_Problem to solve_
For the copy, please give all of the data again exactly and leave the pictures out.

_Data shown_

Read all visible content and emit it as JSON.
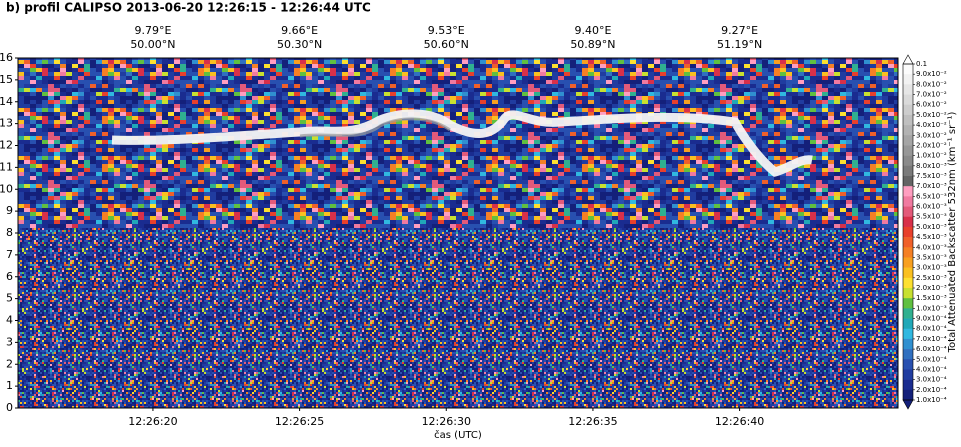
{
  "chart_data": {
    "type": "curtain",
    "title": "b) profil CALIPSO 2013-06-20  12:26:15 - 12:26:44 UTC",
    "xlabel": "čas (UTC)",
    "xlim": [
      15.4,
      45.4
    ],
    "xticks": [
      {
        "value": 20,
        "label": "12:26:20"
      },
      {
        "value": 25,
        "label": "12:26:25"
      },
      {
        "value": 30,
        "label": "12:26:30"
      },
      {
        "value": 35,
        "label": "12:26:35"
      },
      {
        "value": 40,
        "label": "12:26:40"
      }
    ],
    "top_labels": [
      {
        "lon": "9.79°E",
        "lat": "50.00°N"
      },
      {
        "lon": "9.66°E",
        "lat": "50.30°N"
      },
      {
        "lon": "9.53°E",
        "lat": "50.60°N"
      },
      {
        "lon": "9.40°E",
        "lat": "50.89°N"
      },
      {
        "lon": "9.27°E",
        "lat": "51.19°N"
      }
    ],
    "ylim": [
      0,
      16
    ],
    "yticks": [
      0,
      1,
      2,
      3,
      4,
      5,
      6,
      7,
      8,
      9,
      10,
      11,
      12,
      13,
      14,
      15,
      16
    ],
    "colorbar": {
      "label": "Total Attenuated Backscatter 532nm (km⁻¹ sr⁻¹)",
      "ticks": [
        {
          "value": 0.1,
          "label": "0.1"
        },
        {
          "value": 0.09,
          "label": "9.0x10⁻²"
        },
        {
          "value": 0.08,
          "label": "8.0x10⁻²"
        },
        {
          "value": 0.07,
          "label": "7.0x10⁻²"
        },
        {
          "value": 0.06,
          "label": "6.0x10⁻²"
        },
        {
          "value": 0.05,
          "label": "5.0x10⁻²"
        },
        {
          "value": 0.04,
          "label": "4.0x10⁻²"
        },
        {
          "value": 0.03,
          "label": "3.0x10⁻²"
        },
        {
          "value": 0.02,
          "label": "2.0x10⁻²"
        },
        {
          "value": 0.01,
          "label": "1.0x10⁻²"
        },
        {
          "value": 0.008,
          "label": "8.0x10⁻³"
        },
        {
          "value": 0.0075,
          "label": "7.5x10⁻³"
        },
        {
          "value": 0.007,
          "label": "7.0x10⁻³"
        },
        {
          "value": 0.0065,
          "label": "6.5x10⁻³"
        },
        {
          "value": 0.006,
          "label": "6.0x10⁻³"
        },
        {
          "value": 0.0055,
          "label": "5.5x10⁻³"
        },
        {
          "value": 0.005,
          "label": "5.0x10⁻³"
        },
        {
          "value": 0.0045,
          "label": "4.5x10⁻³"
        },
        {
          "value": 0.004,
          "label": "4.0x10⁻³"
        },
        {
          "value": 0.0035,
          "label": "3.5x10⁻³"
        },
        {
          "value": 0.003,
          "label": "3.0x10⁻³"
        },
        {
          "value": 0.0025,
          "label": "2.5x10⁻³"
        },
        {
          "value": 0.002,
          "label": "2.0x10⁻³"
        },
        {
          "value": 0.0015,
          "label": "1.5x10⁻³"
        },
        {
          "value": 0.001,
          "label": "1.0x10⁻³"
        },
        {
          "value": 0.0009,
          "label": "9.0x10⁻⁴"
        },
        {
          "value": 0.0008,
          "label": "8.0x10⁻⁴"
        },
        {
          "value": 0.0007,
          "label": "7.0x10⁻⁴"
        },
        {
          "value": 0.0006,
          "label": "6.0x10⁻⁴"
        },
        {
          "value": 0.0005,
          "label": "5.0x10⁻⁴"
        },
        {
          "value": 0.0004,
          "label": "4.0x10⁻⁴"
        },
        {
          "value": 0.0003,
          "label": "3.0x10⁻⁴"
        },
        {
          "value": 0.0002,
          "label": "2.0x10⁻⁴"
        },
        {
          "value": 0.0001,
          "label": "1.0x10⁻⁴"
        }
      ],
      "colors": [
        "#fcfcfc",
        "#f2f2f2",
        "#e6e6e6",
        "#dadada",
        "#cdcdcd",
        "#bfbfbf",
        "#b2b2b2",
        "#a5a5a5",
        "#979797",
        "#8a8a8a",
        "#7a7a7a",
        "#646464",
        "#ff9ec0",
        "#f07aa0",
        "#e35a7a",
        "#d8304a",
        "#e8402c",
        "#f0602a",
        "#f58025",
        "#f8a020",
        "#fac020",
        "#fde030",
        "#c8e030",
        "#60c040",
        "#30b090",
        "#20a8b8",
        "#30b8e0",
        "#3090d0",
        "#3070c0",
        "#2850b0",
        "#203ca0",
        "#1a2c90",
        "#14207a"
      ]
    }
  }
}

_Written solution_
Read all visible content and emit it as JSON.
{
  "chart_data": {
    "type": "curtain",
    "title": "b) profil CALIPSO 2013-06-20  12:26:15 - 12:26:44 UTC",
    "xlabel": "čas (UTC)",
    "xlim": [
      15.4,
      45.4
    ],
    "xticks": [
      {
        "value": 20,
        "label": "12:26:20"
      },
      {
        "value": 25,
        "label": "12:26:25"
      },
      {
        "value": 30,
        "label": "12:26:30"
      },
      {
        "value": 35,
        "label": "12:26:35"
      },
      {
        "value": 40,
        "label": "12:26:40"
      }
    ],
    "top_labels": [
      {
        "lon": "9.79°E",
        "lat": "50.00°N"
      },
      {
        "lon": "9.66°E",
        "lat": "50.30°N"
      },
      {
        "lon": "9.53°E",
        "lat": "50.60°N"
      },
      {
        "lon": "9.40°E",
        "lat": "50.89°N"
      },
      {
        "lon": "9.27°E",
        "lat": "51.19°N"
      }
    ],
    "ylim": [
      0,
      16
    ],
    "yticks": [
      0,
      1,
      2,
      3,
      4,
      5,
      6,
      7,
      8,
      9,
      10,
      11,
      12,
      13,
      14,
      15,
      16
    ],
    "colorbar": {
      "label": "Total Attenuated Backscatter 532nm (km⁻¹ sr⁻¹)",
      "ticks": [
        {
          "value": 0.1,
          "label": "0.1"
        },
        {
          "value": 0.09,
          "label": "9.0x10⁻²"
        },
        {
          "value": 0.08,
          "label": "8.0x10⁻²"
        },
        {
          "value": 0.07,
          "label": "7.0x10⁻²"
        },
        {
          "value": 0.06,
          "label": "6.0x10⁻²"
        },
        {
          "value": 0.05,
          "label": "5.0x10⁻²"
        },
        {
          "value": 0.04,
          "label": "4.0x10⁻²"
        },
        {
          "value": 0.03,
          "label": "3.0x10⁻²"
        },
        {
          "value": 0.02,
          "label": "2.0x10⁻²"
        },
        {
          "value": 0.01,
          "label": "1.0x10⁻²"
        },
        {
          "value": 0.008,
          "label": "8.0x10⁻³"
        },
        {
          "value": 0.0075,
          "label": "7.5x10⁻³"
        },
        {
          "value": 0.007,
          "label": "7.0x10⁻³"
        },
        {
          "value": 0.0065,
          "label": "6.5x10⁻³"
        },
        {
          "value": 0.006,
          "label": "6.0x10⁻³"
        },
        {
          "value": 0.0055,
          "label": "5.5x10⁻³"
        },
        {
          "value": 0.005,
          "label": "5.0x10⁻³"
        },
        {
          "value": 0.0045,
          "label": "4.5x10⁻³"
        },
        {
          "value": 0.004,
          "label": "4.0x10⁻³"
        },
        {
          "value": 0.0035,
          "label": "3.5x10⁻³"
        },
        {
          "value": 0.003,
          "label": "3.0x10⁻³"
        },
        {
          "value": 0.0025,
          "label": "2.5x10⁻³"
        },
        {
          "value": 0.002,
          "label": "2.0x10⁻³"
        },
        {
          "value": 0.0015,
          "label": "1.5x10⁻³"
        },
        {
          "value": 0.001,
          "label": "1.0x10⁻³"
        },
        {
          "value": 0.0009,
          "label": "9.0x10⁻⁴"
        },
        {
          "value": 0.0008,
          "label": "8.0x10⁻⁴"
        },
        {
          "value": 0.0007,
          "label": "7.0x10⁻⁴"
        },
        {
          "value": 0.0006,
          "label": "6.0x10⁻⁴"
        },
        {
          "value": 0.0005,
          "label": "5.0x10⁻⁴"
        },
        {
          "value": 0.0004,
          "label": "4.0x10⁻⁴"
        },
        {
          "value": 0.0003,
          "label": "3.0x10⁻⁴"
        },
        {
          "value": 0.0002,
          "label": "2.0x10⁻⁴"
        },
        {
          "value": 0.0001,
          "label": "1.0x10⁻⁴"
        }
      ],
      "colors": [
        "#fcfcfc",
        "#f2f2f2",
        "#e6e6e6",
        "#dadada",
        "#cdcdcd",
        "#bfbfbf",
        "#b2b2b2",
        "#a5a5a5",
        "#979797",
        "#8a8a8a",
        "#7a7a7a",
        "#646464",
        "#ff9ec0",
        "#f07aa0",
        "#e35a7a",
        "#d8304a",
        "#e8402c",
        "#f0602a",
        "#f58025",
        "#f8a020",
        "#fac020",
        "#fde030",
        "#c8e030",
        "#60c040",
        "#30b090",
        "#20a8b8",
        "#30b8e0",
        "#3090d0",
        "#3070c0",
        "#2850b0",
        "#203ca0",
        "#1a2c90",
        "#14207a"
      ]
    }
  }
}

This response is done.